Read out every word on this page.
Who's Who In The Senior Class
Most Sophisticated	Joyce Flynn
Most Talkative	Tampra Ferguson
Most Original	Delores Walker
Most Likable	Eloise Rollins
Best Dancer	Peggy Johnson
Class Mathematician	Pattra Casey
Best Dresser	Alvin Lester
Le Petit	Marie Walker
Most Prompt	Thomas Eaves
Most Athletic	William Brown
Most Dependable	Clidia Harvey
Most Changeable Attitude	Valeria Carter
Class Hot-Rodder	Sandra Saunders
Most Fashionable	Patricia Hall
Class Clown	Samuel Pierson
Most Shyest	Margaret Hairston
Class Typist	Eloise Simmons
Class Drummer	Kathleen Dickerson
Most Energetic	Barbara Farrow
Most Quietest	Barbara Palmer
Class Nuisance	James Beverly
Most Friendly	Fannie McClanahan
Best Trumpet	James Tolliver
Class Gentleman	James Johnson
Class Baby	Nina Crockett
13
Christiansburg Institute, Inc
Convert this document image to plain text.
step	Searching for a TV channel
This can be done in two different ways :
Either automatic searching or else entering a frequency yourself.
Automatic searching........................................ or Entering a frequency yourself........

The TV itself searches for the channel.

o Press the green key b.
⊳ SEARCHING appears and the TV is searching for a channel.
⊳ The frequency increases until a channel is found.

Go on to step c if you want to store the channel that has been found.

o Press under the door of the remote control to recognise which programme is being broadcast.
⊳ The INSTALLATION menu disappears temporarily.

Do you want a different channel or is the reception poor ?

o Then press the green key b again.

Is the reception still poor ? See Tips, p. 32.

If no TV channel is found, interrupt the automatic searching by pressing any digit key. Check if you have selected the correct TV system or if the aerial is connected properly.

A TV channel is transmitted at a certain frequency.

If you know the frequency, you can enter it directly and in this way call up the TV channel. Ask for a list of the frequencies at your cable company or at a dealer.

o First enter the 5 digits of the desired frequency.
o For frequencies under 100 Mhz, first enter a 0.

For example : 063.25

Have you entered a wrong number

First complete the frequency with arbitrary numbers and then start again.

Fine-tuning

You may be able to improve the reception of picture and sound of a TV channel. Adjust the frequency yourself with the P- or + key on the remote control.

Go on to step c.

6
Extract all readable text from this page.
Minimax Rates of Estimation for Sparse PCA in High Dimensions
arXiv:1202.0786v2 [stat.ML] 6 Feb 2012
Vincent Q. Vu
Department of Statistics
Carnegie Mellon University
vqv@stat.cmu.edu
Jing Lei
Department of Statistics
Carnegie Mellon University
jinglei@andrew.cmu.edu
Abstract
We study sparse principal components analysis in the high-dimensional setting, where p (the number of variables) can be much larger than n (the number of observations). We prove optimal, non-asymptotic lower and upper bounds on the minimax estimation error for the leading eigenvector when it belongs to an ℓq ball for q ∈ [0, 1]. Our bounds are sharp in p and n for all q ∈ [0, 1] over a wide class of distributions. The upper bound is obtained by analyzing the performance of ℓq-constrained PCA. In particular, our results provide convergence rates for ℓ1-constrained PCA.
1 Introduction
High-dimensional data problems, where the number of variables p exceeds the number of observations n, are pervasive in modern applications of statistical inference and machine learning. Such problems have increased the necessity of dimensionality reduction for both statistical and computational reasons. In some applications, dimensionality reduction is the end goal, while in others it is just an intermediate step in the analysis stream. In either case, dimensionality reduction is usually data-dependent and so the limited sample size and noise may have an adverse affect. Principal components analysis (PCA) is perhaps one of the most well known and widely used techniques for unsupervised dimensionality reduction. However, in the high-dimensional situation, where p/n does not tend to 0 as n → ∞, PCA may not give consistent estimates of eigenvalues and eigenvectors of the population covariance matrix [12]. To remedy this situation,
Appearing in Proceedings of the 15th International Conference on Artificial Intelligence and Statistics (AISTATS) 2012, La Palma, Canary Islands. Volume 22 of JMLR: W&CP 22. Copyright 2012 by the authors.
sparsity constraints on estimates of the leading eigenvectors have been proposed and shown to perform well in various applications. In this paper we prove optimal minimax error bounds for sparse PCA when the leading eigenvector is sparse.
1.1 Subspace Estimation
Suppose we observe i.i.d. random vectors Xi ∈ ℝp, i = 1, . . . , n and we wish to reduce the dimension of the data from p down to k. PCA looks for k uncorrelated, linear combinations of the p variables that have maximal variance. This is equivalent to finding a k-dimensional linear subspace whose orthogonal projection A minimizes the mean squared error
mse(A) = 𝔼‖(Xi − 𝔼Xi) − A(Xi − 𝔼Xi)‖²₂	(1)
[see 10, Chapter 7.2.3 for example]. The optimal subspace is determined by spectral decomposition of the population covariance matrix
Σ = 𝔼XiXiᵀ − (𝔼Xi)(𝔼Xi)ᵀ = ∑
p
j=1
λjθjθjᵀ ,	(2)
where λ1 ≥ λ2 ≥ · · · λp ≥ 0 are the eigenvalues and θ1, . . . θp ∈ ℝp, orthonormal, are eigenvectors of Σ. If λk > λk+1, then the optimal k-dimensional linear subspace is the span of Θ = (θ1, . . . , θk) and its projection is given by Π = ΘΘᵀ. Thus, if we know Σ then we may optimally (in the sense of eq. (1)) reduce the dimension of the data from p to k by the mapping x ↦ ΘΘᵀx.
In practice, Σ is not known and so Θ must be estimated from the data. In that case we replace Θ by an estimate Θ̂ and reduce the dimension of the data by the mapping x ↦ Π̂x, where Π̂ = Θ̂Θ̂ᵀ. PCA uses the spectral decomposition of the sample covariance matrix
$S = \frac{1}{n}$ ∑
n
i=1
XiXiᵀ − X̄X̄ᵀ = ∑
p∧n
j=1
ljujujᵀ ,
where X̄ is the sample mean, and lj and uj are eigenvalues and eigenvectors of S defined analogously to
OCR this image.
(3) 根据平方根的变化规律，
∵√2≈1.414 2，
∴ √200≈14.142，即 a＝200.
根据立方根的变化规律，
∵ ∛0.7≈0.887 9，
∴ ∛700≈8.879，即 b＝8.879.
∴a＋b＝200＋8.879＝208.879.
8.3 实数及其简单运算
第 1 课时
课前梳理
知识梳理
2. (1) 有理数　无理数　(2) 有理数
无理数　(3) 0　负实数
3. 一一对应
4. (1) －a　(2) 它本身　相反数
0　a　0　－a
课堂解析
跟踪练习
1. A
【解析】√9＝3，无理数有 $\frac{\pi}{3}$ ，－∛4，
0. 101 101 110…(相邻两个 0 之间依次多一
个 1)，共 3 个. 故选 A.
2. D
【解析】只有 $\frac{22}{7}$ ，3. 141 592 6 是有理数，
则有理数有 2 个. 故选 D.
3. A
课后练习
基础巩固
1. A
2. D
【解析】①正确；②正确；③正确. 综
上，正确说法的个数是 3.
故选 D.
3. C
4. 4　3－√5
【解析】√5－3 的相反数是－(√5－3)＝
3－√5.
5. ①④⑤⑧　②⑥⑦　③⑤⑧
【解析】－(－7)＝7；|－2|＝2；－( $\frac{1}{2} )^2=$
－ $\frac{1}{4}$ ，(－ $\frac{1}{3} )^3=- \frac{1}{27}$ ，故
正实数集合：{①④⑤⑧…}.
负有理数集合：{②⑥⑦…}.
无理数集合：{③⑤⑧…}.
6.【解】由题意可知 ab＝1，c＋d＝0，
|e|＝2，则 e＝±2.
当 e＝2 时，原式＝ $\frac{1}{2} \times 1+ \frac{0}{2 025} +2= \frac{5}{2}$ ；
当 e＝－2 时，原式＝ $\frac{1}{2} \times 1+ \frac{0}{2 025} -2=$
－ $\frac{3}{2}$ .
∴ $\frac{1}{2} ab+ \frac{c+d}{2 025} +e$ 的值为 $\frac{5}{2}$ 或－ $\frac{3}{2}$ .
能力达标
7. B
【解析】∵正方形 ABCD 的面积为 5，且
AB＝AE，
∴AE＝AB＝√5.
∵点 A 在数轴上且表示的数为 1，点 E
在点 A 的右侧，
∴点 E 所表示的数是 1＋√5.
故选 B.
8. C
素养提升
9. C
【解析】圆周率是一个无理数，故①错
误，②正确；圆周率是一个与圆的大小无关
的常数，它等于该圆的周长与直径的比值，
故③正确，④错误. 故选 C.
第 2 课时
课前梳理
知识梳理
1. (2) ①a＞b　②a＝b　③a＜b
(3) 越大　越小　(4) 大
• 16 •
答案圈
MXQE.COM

____________________

Copy every line that contains the string "decomposition".

[see 10, Chapter 7.2.3 for example]. The optimal subspace is determined by spectral decomposition of the population covariance matrix
In practice, Σ is not known and so Θ must be estimated from the data. In that case we replace Θ by an estimate Θ̂ and reduce the dimension of the data by the mapping x ↦ Π̂x, where Π̂ = Θ̂Θ̂ᵀ. PCA uses the spectral decomposition of the sample covariance matrix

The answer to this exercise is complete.